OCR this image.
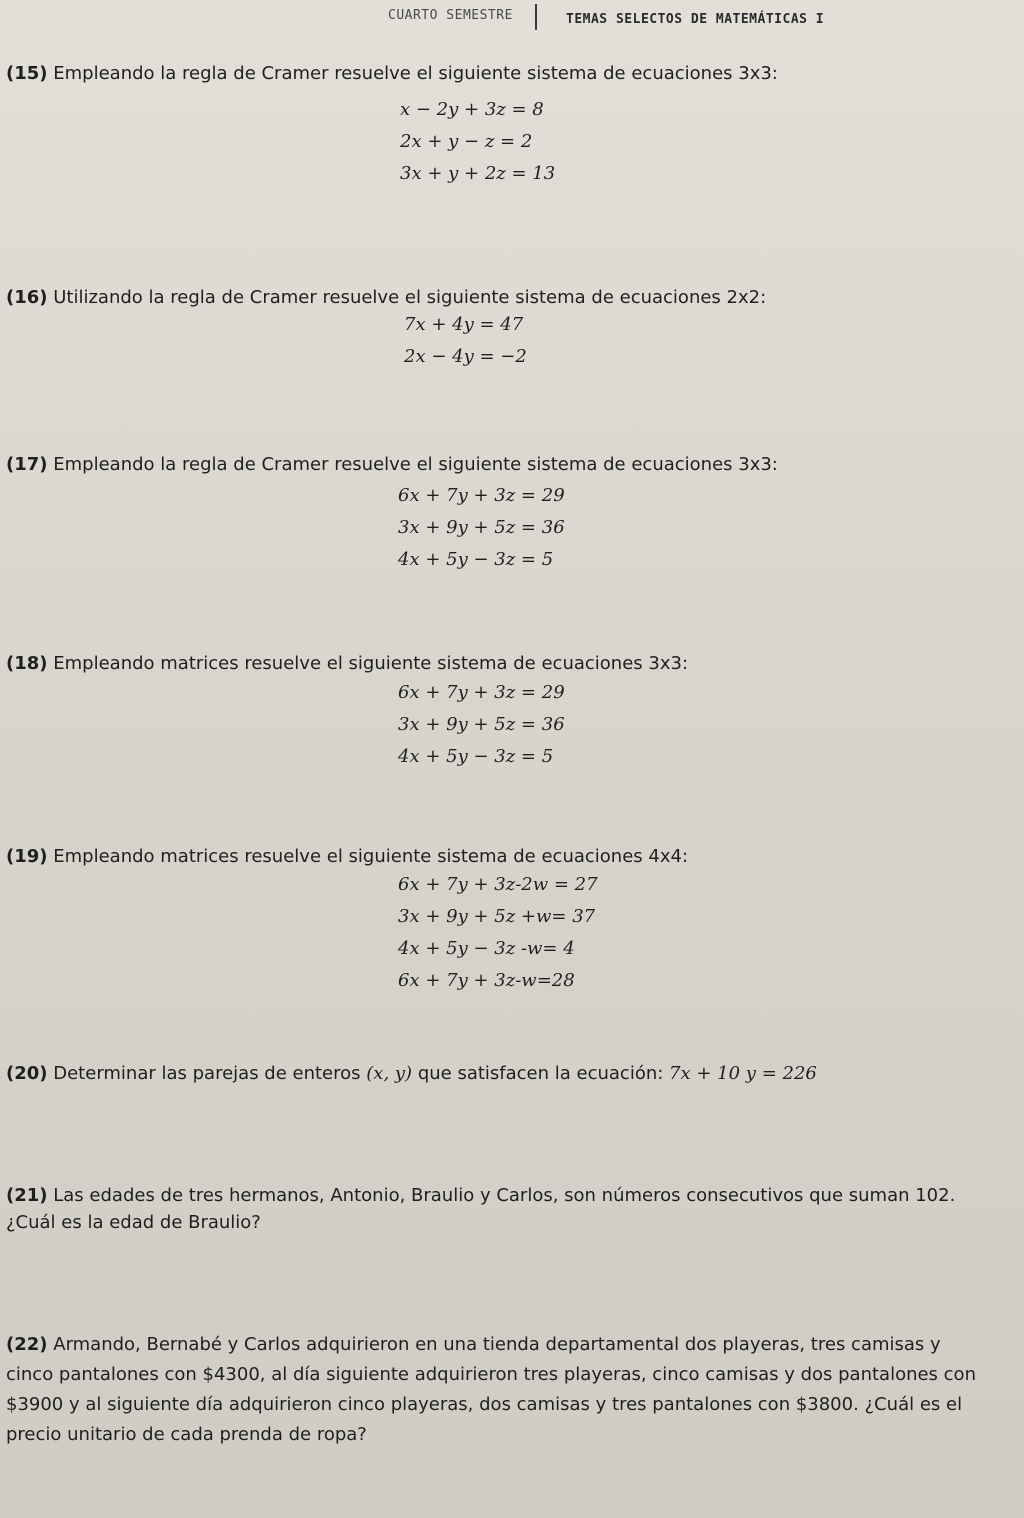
CUARTO SEMESTRE	TEMAS SELECTOS DE MATEMÁTICAS I
(15) Empleando la regla de Cramer resuelve el siguiente sistema de ecuaciones 3x3:
x − 2y + 3z = 8
2x + y − z = 2
3x + y + 2z = 13
(16) Utilizando la regla de Cramer resuelve el siguiente sistema de ecuaciones 2x2:
7x + 4y = 47
2x − 4y = −2
(17) Empleando la regla de Cramer resuelve el siguiente sistema de ecuaciones 3x3:
6x + 7y + 3z = 29
3x + 9y + 5z = 36
4x + 5y − 3z = 5
(18) Empleando matrices resuelve el siguiente sistema de ecuaciones 3x3:
6x + 7y + 3z = 29
3x + 9y + 5z = 36
4x + 5y − 3z = 5
(19) Empleando matrices resuelve el siguiente sistema de ecuaciones 4x4:
6x + 7y + 3z-2w = 27
3x + 9y + 5z +w= 37
4x + 5y − 3z -w= 4
6x + 7y + 3z-w=28
(20) Determinar las parejas de enteros (x, y) que satisfacen la ecuación: 7x + 10 y = 226
(21) Las edades de tres hermanos, Antonio, Braulio y Carlos, son números consecutivos que suman 102.
¿Cuál es la edad de Braulio?
(22) Armando, Bernabé y Carlos adquirieron en una tienda departamental dos playeras, tres camisas y
cinco pantalones con $4300, al día siguiente adquirieron tres playeras, cinco camisas y dos pantalones con
$3900 y al siguiente día adquirieron cinco playeras, dos camisas y tres pantalones con $3800. ¿Cuál es el
precio unitario de cada prenda de ropa?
┄┄┄┄┄┄┄┄┄┄┄┄┄┄┄┄┄┄┄┄
__Task directions__: Using the material above, set down every line exactly, but skip the pictures.

__Result for this exercise__:
OCR this image.
CUARTO SEMESTRE	TEMAS SELECTOS DE MATEMÁTICAS I
(15) Empleando la regla de Cramer resuelve el siguiente sistema de ecuaciones 3x3:
x − 2y + 3z = 8
2x + y − z = 2
3x + y + 2z = 13
(16) Utilizando la regla de Cramer resuelve el siguiente sistema de ecuaciones 2x2:
7x + 4y = 47
2x − 4y = −2
(17) Empleando la regla de Cramer resuelve el siguiente sistema de ecuaciones 3x3:
6x + 7y + 3z = 29
3x + 9y + 5z = 36
4x + 5y − 3z = 5
(18) Empleando matrices resuelve el siguiente sistema de ecuaciones 3x3:
6x + 7y + 3z = 29
3x + 9y + 5z = 36
4x + 5y − 3z = 5
(19) Empleando matrices resuelve el siguiente sistema de ecuaciones 4x4:
6x + 7y + 3z-2w = 27
3x + 9y + 5z +w= 37
4x + 5y − 3z -w= 4
6x + 7y + 3z-w=28
(20) Determinar las parejas de enteros (x, y) que satisfacen la ecuación: 7x + 10 y = 226
(21) Las edades de tres hermanos, Antonio, Braulio y Carlos, son números consecutivos que suman 102.
¿Cuál es la edad de Braulio?
(22) Armando, Bernabé y Carlos adquirieron en una tienda departamental dos playeras, tres camisas y
cinco pantalones con $4300, al día siguiente adquirieron tres playeras, cinco camisas y dos pantalones con
$3900 y al siguiente día adquirieron cinco playeras, dos camisas y tres pantalones con $3800. ¿Cuál es el
precio unitario de cada prenda de ropa?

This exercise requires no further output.